**SET PROBLEM:** Keep the pictures out of the copy and repeat the records exactly.

**EXTRACTED MATERIAL:**
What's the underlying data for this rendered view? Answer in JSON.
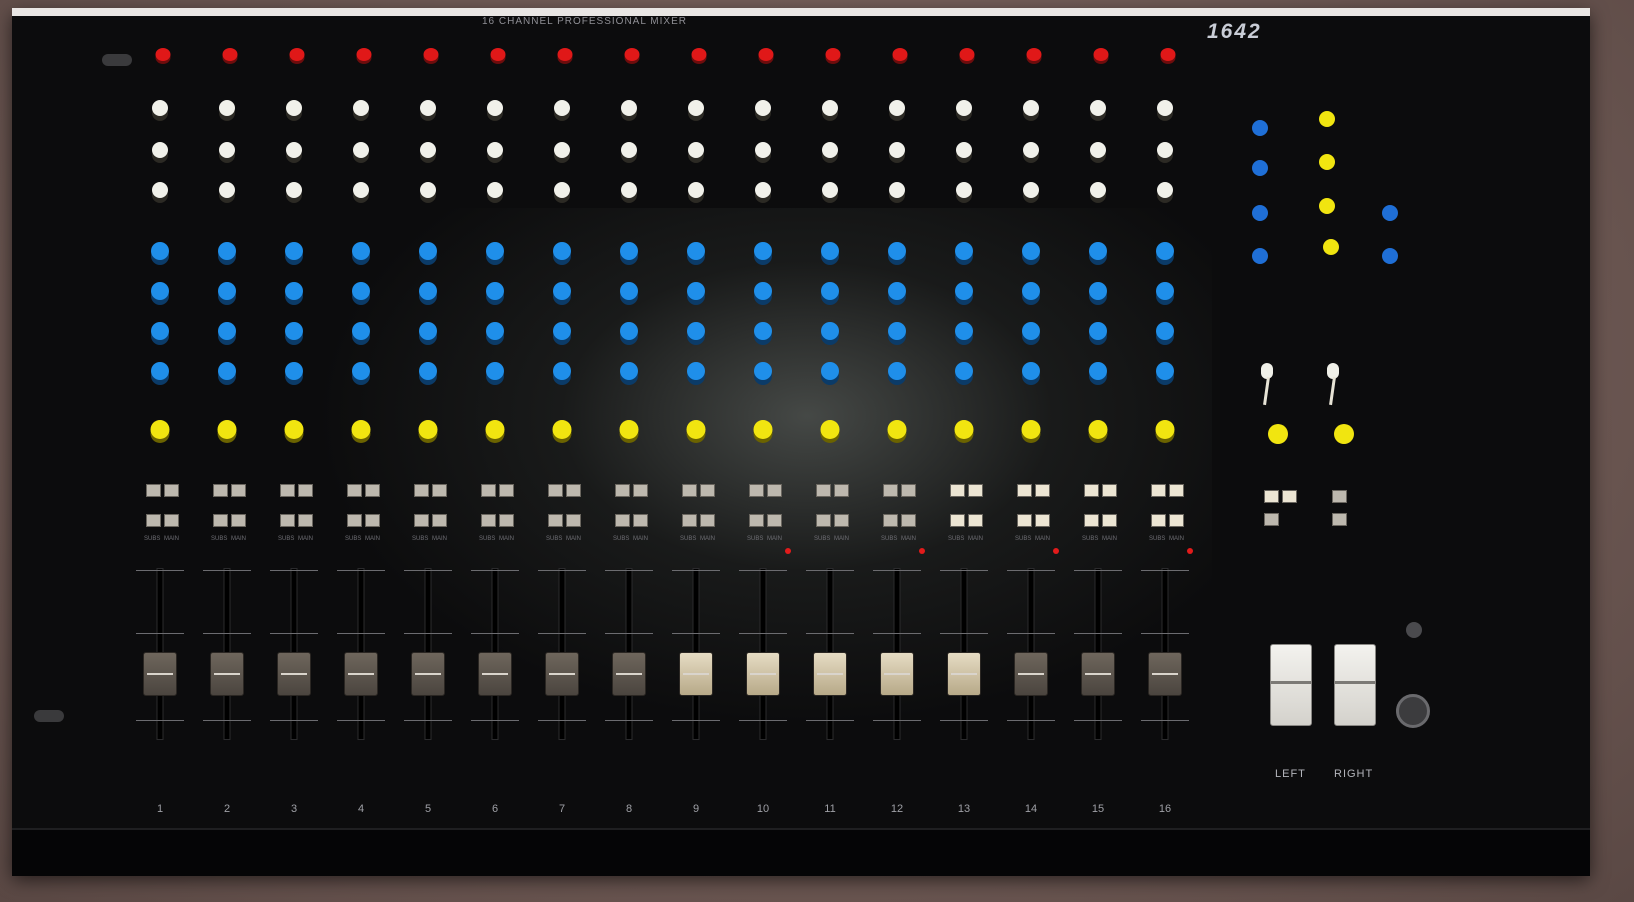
{
  "device": {
    "top_label": "16 CHANNEL PROFESSIONAL MIXER",
    "model": "1642"
  },
  "channels": [
    "1",
    "2",
    "3",
    "4",
    "5",
    "6",
    "7",
    "8",
    "9",
    "10",
    "11",
    "12",
    "13",
    "14",
    "15",
    "16"
  ],
  "master_labels": {
    "left": "LEFT",
    "right": "RIGHT"
  },
  "knob_colors": {
    "gain": "#e01818",
    "eq": "#f1f1ea",
    "aux": "#1f8fea",
    "pan": "#f1e510"
  },
  "button_labels": {
    "subs": "SUBS",
    "main": "MAIN"
  }
}
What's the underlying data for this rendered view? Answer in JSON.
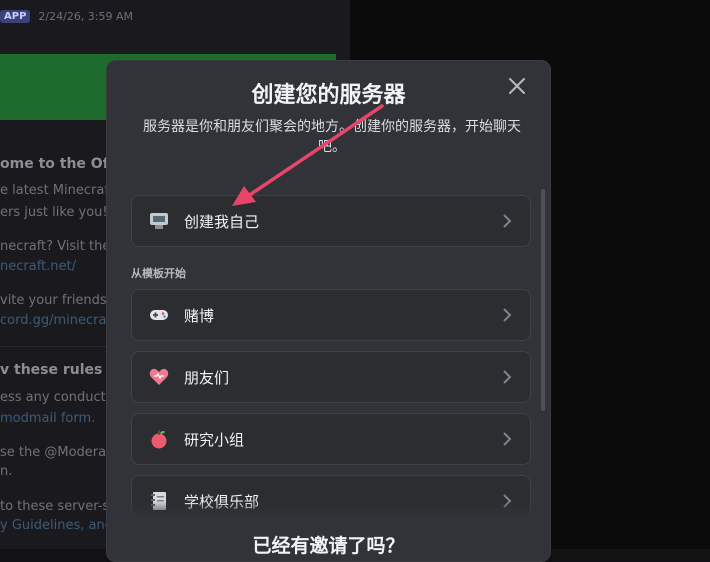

**ANSWER TO THE TASK:**
What's the underlying data for this rendered view? Answer in JSON.
{
  "device": {
    "top_label": "16 CHANNEL PROFESSIONAL MIXER",
    "model": "1642"
  },
  "channels": [
    "1",
    "2",
    "3",
    "4",
    "5",
    "6",
    "7",
    "8",
    "9",
    "10",
    "11",
    "12",
    "13",
    "14",
    "15",
    "16"
  ],
  "master_labels": {
    "left": "LEFT",
    "right": "RIGHT"
  },
  "knob_colors": {
    "gain": "#e01818",
    "eq": "#f1f1ea",
    "aux": "#1f8fea",
    "pan": "#f1e510"
  },
  "button_labels": {
    "subs": "SUBS",
    "main": "MAIN"
  }
}
What's the underlying data for this rendered view? Answer in JSON.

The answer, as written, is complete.